[Raw records]
>>>>>

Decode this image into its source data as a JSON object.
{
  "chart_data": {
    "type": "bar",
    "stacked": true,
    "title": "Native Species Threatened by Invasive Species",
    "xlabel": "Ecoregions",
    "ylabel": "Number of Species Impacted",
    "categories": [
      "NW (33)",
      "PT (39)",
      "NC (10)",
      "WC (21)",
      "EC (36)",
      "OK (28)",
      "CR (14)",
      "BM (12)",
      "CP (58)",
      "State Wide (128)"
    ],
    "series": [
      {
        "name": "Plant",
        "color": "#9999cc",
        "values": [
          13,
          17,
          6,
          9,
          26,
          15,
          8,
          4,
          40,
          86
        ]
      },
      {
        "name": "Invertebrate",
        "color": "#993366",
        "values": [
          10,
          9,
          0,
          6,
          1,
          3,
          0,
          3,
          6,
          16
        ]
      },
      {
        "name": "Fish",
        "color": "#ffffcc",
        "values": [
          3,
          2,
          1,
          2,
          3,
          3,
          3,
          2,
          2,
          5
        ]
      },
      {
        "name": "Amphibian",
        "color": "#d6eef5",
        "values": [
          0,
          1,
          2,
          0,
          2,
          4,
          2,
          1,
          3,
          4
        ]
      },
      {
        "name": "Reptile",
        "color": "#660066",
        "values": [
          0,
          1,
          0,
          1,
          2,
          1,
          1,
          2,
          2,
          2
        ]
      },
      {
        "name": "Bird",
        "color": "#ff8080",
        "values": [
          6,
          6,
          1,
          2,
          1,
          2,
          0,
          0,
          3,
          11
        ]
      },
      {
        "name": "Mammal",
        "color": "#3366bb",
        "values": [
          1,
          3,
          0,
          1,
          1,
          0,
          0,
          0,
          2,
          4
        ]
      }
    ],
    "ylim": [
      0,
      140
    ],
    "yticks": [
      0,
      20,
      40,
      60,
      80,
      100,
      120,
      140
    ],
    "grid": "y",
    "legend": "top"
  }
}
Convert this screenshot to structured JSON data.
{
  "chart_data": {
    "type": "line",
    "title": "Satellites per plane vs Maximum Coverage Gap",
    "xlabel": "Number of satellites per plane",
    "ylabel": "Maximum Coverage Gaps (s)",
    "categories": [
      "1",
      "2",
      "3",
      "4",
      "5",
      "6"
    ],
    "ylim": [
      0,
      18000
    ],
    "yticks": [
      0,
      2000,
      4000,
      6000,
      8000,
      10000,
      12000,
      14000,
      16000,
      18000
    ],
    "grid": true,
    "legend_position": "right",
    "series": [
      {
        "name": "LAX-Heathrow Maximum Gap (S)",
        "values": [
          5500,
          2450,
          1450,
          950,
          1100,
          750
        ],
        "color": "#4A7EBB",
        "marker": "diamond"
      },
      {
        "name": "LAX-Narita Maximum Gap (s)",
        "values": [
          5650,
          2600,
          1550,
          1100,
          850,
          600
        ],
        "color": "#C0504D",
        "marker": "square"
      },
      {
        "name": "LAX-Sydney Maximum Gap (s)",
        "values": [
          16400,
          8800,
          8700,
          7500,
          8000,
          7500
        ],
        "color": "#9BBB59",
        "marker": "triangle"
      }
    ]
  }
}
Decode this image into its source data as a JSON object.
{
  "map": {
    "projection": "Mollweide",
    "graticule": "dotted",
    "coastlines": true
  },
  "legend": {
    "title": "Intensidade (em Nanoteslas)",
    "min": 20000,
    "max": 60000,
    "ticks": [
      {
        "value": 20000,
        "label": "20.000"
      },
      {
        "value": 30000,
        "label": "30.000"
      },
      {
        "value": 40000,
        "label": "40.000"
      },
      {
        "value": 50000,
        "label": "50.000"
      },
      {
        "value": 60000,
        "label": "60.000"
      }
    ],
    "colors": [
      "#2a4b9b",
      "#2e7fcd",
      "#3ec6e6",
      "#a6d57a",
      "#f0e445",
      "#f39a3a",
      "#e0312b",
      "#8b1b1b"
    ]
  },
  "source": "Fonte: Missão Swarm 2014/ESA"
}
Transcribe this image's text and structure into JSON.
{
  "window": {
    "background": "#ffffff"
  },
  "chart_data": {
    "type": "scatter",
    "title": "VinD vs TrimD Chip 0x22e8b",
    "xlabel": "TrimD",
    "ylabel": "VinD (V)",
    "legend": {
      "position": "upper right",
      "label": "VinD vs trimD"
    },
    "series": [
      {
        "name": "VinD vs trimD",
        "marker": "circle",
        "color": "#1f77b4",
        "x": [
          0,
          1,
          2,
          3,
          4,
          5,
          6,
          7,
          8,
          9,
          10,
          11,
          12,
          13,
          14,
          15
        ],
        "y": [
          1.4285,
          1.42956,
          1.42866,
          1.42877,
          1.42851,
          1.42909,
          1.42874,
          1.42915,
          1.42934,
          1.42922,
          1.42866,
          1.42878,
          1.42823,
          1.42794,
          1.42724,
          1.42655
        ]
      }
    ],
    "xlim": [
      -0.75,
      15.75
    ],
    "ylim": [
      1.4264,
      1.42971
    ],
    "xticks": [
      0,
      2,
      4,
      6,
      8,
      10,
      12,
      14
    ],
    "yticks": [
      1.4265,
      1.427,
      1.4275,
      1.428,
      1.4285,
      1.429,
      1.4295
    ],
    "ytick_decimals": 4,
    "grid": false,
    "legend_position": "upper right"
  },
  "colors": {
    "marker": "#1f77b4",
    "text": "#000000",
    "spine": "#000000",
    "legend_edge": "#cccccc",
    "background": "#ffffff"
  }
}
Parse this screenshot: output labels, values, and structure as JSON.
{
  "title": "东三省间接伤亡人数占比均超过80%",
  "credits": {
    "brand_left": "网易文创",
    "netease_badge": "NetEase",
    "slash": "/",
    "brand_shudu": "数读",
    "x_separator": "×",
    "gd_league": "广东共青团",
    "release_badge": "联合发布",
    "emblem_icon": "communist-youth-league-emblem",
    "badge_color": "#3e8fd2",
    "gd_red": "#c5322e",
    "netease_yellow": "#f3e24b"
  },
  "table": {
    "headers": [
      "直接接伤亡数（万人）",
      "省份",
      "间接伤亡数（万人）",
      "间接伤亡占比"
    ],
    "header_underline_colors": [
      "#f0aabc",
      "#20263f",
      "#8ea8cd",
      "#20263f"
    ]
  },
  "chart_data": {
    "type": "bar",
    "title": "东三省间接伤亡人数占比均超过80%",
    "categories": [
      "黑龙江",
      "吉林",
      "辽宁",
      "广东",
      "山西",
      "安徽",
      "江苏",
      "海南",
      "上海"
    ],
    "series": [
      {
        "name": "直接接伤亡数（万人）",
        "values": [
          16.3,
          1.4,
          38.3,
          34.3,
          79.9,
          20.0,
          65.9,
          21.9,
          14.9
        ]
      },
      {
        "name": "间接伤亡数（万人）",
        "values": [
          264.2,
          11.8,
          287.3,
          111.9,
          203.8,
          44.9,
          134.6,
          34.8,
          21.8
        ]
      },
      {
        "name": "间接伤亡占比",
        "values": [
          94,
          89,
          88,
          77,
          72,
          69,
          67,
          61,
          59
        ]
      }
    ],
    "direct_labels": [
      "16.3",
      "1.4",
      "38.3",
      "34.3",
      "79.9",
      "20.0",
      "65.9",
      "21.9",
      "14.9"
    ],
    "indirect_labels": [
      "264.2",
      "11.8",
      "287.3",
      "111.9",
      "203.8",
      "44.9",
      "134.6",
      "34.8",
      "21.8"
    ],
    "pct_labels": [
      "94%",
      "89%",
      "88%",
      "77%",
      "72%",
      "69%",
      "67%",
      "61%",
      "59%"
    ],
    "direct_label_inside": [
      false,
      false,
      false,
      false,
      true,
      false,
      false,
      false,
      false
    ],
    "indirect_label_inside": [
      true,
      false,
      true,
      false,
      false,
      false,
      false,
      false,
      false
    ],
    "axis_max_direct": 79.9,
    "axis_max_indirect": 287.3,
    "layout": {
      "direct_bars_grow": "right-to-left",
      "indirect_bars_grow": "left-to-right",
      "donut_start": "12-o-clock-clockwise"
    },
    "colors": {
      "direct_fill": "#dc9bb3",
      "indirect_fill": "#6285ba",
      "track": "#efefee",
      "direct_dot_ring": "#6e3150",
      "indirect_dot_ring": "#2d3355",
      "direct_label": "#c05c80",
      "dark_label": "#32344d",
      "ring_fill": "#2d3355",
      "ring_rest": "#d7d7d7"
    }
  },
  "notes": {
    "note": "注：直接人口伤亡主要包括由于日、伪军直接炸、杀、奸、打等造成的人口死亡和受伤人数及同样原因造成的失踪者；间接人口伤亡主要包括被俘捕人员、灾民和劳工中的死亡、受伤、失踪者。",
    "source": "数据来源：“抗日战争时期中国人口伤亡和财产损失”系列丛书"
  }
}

<<<<<

> [SHORT EXERCISE]
For the records above, state how many lines include the string "upper", giving the number and nothing else.

> [RIGHT ANSWER]
2